Given exercise ▸ Skip the images and copy each record exactly as written.

Records provided ▸
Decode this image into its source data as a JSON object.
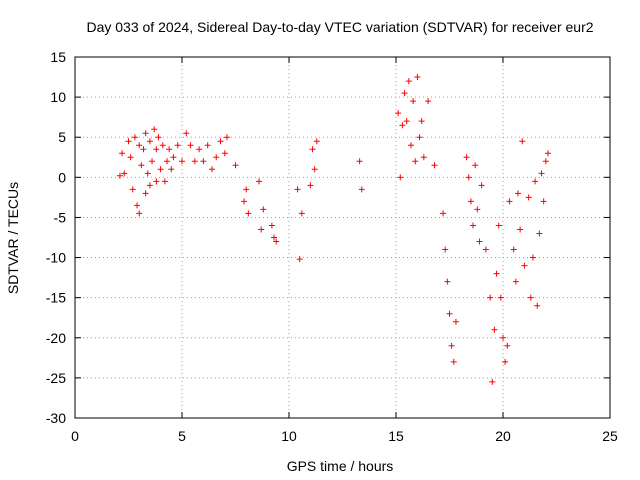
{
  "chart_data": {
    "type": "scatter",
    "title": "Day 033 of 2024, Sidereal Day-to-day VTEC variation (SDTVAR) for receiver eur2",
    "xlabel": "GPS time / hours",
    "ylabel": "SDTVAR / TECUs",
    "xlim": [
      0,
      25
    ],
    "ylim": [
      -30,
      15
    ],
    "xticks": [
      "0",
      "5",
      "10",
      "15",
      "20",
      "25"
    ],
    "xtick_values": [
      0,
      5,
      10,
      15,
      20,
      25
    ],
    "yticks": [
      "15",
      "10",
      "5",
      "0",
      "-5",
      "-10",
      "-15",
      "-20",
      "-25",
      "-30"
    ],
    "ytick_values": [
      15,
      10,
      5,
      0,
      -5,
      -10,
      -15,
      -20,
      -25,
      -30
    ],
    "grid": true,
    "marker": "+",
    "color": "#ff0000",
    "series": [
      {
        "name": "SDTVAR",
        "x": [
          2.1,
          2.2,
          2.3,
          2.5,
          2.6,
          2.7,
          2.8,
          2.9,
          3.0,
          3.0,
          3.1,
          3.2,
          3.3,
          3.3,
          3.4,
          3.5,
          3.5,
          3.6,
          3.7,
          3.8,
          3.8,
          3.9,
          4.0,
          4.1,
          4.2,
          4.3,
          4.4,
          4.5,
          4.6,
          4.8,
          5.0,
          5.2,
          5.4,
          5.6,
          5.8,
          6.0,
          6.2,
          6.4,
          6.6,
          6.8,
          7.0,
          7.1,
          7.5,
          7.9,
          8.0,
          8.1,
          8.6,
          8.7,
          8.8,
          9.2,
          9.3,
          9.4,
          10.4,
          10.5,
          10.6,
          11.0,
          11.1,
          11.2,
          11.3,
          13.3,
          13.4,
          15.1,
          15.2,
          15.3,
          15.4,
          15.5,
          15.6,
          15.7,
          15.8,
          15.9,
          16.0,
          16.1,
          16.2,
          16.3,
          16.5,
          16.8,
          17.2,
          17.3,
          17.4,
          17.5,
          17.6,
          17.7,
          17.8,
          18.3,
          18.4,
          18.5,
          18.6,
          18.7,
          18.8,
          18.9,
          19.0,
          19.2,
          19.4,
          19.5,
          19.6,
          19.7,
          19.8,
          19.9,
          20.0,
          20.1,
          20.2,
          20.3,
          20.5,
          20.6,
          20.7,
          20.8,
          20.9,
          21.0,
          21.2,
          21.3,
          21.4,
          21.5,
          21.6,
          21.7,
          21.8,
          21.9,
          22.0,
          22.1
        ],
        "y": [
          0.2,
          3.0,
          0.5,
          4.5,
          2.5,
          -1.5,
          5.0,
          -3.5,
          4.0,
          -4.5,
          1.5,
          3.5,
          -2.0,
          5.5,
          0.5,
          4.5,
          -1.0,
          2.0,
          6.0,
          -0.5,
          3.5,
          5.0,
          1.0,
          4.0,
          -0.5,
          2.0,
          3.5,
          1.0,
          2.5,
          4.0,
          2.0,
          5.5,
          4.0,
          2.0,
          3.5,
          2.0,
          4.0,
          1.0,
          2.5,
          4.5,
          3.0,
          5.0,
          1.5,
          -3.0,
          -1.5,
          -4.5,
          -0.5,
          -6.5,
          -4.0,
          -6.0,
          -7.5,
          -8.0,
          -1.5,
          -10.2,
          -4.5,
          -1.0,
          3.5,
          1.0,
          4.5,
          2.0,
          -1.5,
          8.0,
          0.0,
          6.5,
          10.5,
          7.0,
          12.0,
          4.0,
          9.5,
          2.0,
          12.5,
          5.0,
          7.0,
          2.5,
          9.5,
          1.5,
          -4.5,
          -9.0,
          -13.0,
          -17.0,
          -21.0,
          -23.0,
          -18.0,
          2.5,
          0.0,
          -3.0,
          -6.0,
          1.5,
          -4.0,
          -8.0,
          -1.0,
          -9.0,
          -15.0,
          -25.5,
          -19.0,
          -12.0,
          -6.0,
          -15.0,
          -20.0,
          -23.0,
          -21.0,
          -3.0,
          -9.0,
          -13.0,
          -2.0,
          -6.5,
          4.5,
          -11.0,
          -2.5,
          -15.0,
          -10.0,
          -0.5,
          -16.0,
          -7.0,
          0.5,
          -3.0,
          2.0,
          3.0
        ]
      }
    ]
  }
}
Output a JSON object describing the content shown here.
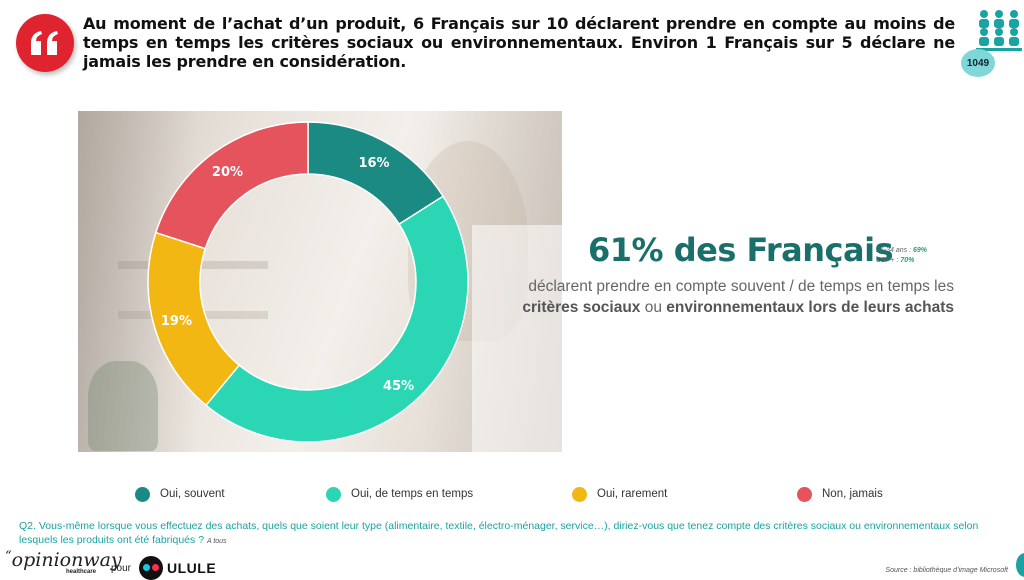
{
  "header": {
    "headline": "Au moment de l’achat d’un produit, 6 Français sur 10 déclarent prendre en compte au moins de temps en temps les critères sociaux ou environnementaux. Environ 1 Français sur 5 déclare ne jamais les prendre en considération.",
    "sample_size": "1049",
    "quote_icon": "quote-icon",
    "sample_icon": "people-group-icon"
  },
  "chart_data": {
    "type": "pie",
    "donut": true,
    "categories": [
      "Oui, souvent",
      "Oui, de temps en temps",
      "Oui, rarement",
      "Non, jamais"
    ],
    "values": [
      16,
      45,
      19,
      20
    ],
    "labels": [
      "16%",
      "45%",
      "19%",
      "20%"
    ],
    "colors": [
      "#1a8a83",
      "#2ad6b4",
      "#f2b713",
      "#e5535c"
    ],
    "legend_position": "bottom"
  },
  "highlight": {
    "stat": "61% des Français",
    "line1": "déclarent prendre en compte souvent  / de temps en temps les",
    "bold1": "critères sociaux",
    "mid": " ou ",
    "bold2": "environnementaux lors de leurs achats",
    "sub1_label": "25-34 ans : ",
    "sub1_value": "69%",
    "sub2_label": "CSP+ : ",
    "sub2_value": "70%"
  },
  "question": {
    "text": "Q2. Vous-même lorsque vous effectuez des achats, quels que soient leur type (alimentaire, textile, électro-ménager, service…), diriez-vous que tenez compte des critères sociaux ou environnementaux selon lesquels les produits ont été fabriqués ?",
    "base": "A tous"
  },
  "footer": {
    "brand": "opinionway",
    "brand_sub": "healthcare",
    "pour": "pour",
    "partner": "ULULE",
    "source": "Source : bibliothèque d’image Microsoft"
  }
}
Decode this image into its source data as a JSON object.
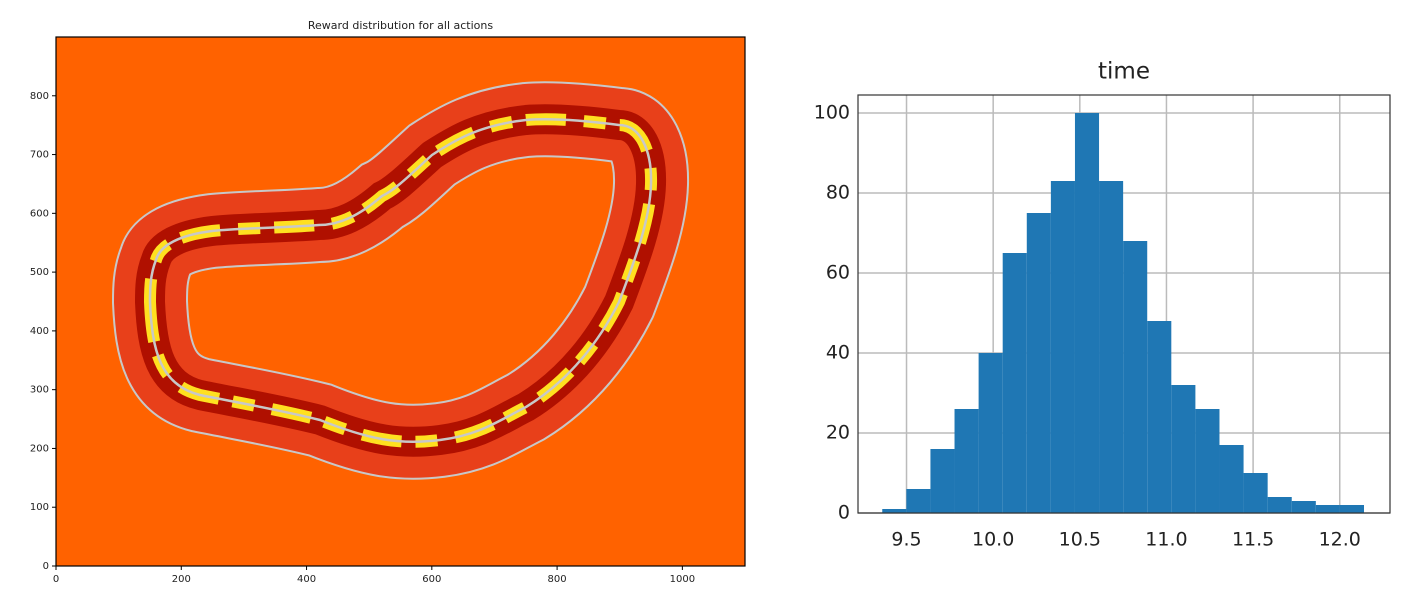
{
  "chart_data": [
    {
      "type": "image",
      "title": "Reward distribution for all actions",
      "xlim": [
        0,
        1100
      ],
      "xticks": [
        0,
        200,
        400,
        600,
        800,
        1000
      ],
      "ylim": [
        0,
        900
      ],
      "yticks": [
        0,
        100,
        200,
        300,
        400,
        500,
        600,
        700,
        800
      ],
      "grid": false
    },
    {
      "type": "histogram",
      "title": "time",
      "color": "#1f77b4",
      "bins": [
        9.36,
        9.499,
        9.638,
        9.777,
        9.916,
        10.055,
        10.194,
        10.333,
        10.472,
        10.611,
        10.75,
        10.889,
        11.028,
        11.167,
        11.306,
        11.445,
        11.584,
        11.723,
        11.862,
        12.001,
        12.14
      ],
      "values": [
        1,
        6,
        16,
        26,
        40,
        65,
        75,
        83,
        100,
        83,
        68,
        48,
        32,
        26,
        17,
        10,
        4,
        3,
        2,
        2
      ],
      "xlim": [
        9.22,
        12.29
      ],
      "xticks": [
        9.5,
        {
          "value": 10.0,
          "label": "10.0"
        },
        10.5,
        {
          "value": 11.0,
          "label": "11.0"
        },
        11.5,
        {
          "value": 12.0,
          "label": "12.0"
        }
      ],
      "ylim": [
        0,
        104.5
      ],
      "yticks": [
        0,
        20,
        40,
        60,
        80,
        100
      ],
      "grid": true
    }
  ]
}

The result ▸
Decode this image into its source data as a JSON object.
{
  "chart_data": {
    "type": "scatter",
    "title": "Day 033 of 2024, Sidereal Day-to-day VTEC variation (SDTVAR) for receiver eur2",
    "xlabel": "GPS time / hours",
    "ylabel": "SDTVAR / TECUs",
    "xlim": [
      0,
      25
    ],
    "ylim": [
      -30,
      15
    ],
    "xticks": [
      "0",
      "5",
      "10",
      "15",
      "20",
      "25"
    ],
    "xtick_values": [
      0,
      5,
      10,
      15,
      20,
      25
    ],
    "yticks": [
      "15",
      "10",
      "5",
      "0",
      "-5",
      "-10",
      "-15",
      "-20",
      "-25",
      "-30"
    ],
    "ytick_values": [
      15,
      10,
      5,
      0,
      -5,
      -10,
      -15,
      -20,
      -25,
      -30
    ],
    "grid": true,
    "marker": "+",
    "color": "#ff0000",
    "series": [
      {
        "name": "SDTVAR",
        "x": [
          2.1,
          2.2,
          2.3,
          2.5,
          2.6,
          2.7,
          2.8,
          2.9,
          3.0,
          3.0,
          3.1,
          3.2,
          3.3,
          3.3,
          3.4,
          3.5,
          3.5,
          3.6,
          3.7,
          3.8,
          3.8,
          3.9,
          4.0,
          4.1,
          4.2,
          4.3,
          4.4,
          4.5,
          4.6,
          4.8,
          5.0,
          5.2,
          5.4,
          5.6,
          5.8,
          6.0,
          6.2,
          6.4,
          6.6,
          6.8,
          7.0,
          7.1,
          7.5,
          7.9,
          8.0,
          8.1,
          8.6,
          8.7,
          8.8,
          9.2,
          9.3,
          9.4,
          10.4,
          10.5,
          10.6,
          11.0,
          11.1,
          11.2,
          11.3,
          13.3,
          13.4,
          15.1,
          15.2,
          15.3,
          15.4,
          15.5,
          15.6,
          15.7,
          15.8,
          15.9,
          16.0,
          16.1,
          16.2,
          16.3,
          16.5,
          16.8,
          17.2,
          17.3,
          17.4,
          17.5,
          17.6,
          17.7,
          17.8,
          18.3,
          18.4,
          18.5,
          18.6,
          18.7,
          18.8,
          18.9,
          19.0,
          19.2,
          19.4,
          19.5,
          19.6,
          19.7,
          19.8,
          19.9,
          20.0,
          20.1,
          20.2,
          20.3,
          20.5,
          20.6,
          20.7,
          20.8,
          20.9,
          21.0,
          21.2,
          21.3,
          21.4,
          21.5,
          21.6,
          21.7,
          21.8,
          21.9,
          22.0,
          22.1
        ],
        "y": [
          0.2,
          3.0,
          0.5,
          4.5,
          2.5,
          -1.5,
          5.0,
          -3.5,
          4.0,
          -4.5,
          1.5,
          3.5,
          -2.0,
          5.5,
          0.5,
          4.5,
          -1.0,
          2.0,
          6.0,
          -0.5,
          3.5,
          5.0,
          1.0,
          4.0,
          -0.5,
          2.0,
          3.5,
          1.0,
          2.5,
          4.0,
          2.0,
          5.5,
          4.0,
          2.0,
          3.5,
          2.0,
          4.0,
          1.0,
          2.5,
          4.5,
          3.0,
          5.0,
          1.5,
          -3.0,
          -1.5,
          -4.5,
          -0.5,
          -6.5,
          -4.0,
          -6.0,
          -7.5,
          -8.0,
          -1.5,
          -10.2,
          -4.5,
          -1.0,
          3.5,
          1.0,
          4.5,
          2.0,
          -1.5,
          8.0,
          0.0,
          6.5,
          10.5,
          7.0,
          12.0,
          4.0,
          9.5,
          2.0,
          12.5,
          5.0,
          7.0,
          2.5,
          9.5,
          1.5,
          -4.5,
          -9.0,
          -13.0,
          -17.0,
          -21.0,
          -23.0,
          -18.0,
          2.5,
          0.0,
          -3.0,
          -6.0,
          1.5,
          -4.0,
          -8.0,
          -1.0,
          -9.0,
          -15.0,
          -25.5,
          -19.0,
          -12.0,
          -6.0,
          -15.0,
          -20.0,
          -23.0,
          -21.0,
          -3.0,
          -9.0,
          -13.0,
          -2.0,
          -6.5,
          4.5,
          -11.0,
          -2.5,
          -15.0,
          -10.0,
          -0.5,
          -16.0,
          -7.0,
          0.5,
          -3.0,
          2.0,
          3.0
        ]
      }
    ]
  }
}
Output a JSON object describing the content shown here.
{
  "header": {
    "headline": "Au moment de l’achat d’un produit, 6 Français sur 10 déclarent prendre en compte au moins de temps en temps les critères sociaux ou environnementaux. Environ 1 Français sur 5 déclare ne jamais les prendre en considération.",
    "sample_size": "1049",
    "quote_icon": "quote-icon",
    "sample_icon": "people-group-icon"
  },
  "chart_data": {
    "type": "pie",
    "donut": true,
    "categories": [
      "Oui, souvent",
      "Oui, de temps en temps",
      "Oui, rarement",
      "Non, jamais"
    ],
    "values": [
      16,
      45,
      19,
      20
    ],
    "labels": [
      "16%",
      "45%",
      "19%",
      "20%"
    ],
    "colors": [
      "#1a8a83",
      "#2ad6b4",
      "#f2b713",
      "#e5535c"
    ],
    "legend_position": "bottom"
  },
  "highlight": {
    "stat": "61% des Français",
    "line1": "déclarent prendre en compte souvent  / de temps en temps les",
    "bold1": "critères sociaux",
    "mid": " ou ",
    "bold2": "environnementaux lors de leurs achats",
    "sub1_label": "25-34 ans : ",
    "sub1_value": "69%",
    "sub2_label": "CSP+ : ",
    "sub2_value": "70%"
  },
  "question": {
    "text": "Q2. Vous-même lorsque vous effectuez des achats, quels que soient leur type (alimentaire, textile, électro-ménager, service…), diriez-vous que tenez compte des critères sociaux ou environnementaux selon lesquels les produits ont été fabriqués ?",
    "base": "A tous"
  },
  "footer": {
    "brand": "opinionway",
    "brand_sub": "healthcare",
    "pour": "pour",
    "partner": "ULULE",
    "source": "Source : bibliothèque d’image Microsoft"
  }
}
Decode this image into its source data as a JSON object.
{
  "chart_data": [
    {
      "type": "image",
      "title": "Reward distribution for all actions",
      "xlim": [
        0,
        1100
      ],
      "xticks": [
        0,
        200,
        400,
        600,
        800,
        1000
      ],
      "ylim": [
        0,
        900
      ],
      "yticks": [
        0,
        100,
        200,
        300,
        400,
        500,
        600,
        700,
        800
      ],
      "grid": false
    },
    {
      "type": "histogram",
      "title": "time",
      "color": "#1f77b4",
      "bins": [
        9.36,
        9.499,
        9.638,
        9.777,
        9.916,
        10.055,
        10.194,
        10.333,
        10.472,
        10.611,
        10.75,
        10.889,
        11.028,
        11.167,
        11.306,
        11.445,
        11.584,
        11.723,
        11.862,
        12.001,
        12.14
      ],
      "values": [
        1,
        6,
        16,
        26,
        40,
        65,
        75,
        83,
        100,
        83,
        68,
        48,
        32,
        26,
        17,
        10,
        4,
        3,
        2,
        2
      ],
      "xlim": [
        9.22,
        12.29
      ],
      "xticks": [
        9.5,
        {
          "value": 10.0,
          "label": "10.0"
        },
        10.5,
        {
          "value": 11.0,
          "label": "11.0"
        },
        11.5,
        {
          "value": 12.0,
          "label": "12.0"
        }
      ],
      "ylim": [
        0,
        104.5
      ],
      "yticks": [
        0,
        20,
        40,
        60,
        80,
        100
      ],
      "grid": true
    }
  ]
}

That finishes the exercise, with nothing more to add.